[start STORED RECORDS]

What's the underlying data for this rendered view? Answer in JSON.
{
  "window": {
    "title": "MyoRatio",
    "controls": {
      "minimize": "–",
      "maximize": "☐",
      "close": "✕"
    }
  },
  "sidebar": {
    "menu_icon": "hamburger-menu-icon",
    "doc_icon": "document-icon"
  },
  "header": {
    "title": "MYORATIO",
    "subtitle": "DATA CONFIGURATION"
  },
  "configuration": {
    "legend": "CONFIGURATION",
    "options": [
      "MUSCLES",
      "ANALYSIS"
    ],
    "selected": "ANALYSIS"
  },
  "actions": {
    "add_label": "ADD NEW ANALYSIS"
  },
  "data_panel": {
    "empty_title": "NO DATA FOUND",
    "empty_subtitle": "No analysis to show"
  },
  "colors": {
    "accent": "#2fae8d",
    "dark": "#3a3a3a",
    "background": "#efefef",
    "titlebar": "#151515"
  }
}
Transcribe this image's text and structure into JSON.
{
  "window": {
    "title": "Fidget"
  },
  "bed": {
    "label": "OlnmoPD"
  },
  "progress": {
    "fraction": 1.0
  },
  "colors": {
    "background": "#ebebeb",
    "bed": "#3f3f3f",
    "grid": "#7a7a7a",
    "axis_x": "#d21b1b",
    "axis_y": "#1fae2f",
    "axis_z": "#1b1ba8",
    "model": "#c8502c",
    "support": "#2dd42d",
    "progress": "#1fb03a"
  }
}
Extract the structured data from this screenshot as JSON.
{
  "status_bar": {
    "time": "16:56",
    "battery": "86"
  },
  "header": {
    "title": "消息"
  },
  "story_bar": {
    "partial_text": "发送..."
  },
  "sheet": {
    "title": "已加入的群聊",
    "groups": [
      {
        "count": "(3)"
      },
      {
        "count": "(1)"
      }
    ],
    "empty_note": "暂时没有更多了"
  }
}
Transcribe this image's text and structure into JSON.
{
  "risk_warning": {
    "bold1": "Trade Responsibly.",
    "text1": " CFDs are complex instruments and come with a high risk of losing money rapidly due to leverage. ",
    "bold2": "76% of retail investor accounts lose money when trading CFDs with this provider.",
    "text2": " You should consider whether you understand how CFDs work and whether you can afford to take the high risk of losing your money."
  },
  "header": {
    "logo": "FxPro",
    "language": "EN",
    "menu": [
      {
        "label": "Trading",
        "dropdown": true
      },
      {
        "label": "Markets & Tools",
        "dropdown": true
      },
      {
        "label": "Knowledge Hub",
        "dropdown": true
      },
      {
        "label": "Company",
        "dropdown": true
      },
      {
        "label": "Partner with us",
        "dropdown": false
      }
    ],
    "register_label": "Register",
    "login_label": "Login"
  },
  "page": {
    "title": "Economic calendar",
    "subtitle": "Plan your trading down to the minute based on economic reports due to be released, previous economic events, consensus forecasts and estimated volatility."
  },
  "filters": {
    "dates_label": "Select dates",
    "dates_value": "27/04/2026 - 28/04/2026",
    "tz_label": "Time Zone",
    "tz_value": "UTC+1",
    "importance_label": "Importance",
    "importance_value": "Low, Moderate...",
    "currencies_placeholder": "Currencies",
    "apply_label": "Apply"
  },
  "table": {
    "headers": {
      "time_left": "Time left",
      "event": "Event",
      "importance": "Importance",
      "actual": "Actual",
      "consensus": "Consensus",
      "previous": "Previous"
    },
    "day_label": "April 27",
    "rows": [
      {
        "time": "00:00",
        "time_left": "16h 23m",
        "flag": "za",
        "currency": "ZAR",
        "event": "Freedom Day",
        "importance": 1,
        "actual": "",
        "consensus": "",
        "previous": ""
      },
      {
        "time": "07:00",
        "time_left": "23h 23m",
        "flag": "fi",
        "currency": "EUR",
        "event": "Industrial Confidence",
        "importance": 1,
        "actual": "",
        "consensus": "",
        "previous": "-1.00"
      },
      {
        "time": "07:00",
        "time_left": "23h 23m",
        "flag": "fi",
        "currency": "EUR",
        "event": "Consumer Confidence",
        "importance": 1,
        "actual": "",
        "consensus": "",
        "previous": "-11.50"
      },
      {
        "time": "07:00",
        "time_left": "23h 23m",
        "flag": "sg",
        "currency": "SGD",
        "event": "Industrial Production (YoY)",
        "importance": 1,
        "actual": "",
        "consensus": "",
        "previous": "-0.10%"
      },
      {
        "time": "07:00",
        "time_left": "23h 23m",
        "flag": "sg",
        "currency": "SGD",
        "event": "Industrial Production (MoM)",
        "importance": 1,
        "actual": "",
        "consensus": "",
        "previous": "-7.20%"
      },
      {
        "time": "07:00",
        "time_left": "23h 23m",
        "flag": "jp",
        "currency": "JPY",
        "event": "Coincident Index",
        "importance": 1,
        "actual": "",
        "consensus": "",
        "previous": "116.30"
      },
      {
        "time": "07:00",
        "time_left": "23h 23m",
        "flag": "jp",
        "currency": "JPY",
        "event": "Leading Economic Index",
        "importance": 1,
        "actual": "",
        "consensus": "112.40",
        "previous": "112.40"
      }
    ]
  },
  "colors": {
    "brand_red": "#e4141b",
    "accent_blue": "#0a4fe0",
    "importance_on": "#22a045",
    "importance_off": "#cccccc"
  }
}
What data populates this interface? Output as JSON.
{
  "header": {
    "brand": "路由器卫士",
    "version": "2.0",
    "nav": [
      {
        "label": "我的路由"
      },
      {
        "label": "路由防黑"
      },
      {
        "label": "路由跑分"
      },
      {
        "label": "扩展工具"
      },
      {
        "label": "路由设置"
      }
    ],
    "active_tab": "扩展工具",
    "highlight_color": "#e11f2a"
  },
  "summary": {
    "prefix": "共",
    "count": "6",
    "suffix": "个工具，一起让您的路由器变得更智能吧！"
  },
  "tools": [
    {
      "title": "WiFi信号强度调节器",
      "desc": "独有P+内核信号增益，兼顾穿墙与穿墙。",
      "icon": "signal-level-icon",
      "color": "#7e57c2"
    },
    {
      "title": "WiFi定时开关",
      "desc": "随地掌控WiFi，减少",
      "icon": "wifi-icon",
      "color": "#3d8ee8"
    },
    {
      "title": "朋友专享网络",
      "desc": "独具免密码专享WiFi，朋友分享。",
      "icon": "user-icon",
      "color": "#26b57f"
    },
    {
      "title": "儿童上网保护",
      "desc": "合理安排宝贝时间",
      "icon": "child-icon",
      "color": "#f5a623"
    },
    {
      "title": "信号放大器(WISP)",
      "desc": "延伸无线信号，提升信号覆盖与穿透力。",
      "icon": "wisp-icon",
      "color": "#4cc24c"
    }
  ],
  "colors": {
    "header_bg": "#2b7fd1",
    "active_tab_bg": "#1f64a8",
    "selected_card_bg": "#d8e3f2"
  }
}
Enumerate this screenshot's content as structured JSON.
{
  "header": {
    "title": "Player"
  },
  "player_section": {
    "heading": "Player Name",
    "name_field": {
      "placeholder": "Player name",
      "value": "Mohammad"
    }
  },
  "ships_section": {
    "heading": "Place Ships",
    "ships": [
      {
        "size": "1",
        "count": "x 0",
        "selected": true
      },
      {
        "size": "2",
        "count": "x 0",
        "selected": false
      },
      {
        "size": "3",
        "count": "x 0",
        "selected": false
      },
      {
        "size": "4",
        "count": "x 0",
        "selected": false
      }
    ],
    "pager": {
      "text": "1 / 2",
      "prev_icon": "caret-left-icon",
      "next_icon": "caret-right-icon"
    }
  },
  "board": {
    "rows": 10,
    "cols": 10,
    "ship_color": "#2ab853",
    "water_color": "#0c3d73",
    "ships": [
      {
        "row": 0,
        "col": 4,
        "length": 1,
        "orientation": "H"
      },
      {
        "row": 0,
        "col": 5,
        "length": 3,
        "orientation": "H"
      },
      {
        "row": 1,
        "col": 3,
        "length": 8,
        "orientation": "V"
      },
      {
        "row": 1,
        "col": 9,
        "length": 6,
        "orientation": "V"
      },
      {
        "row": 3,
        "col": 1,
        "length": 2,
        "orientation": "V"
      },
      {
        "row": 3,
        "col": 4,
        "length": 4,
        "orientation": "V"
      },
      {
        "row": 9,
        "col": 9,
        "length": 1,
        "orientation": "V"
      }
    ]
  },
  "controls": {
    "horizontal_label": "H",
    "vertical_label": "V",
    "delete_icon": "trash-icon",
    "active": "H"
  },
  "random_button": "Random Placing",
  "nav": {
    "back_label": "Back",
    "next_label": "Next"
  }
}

[end STORED RECORDS]

| GIVEN REQUEST |
Scan the material above for the string "previous" and report each line where you find it.

| TASK RESULT |
    "subtitle": "Plan your trading down to the minute based on economic reports due to be released, previous economic events, consensus forecasts and estimated volatility."
      "previous": "Previous"
        "previous": ""
        "previous": "-1.00"
        "previous": "-11.50"
        "previous": "-0.10%"
        "previous": "-7.20%"
        "previous": "116.30"
        "previous": "112.40"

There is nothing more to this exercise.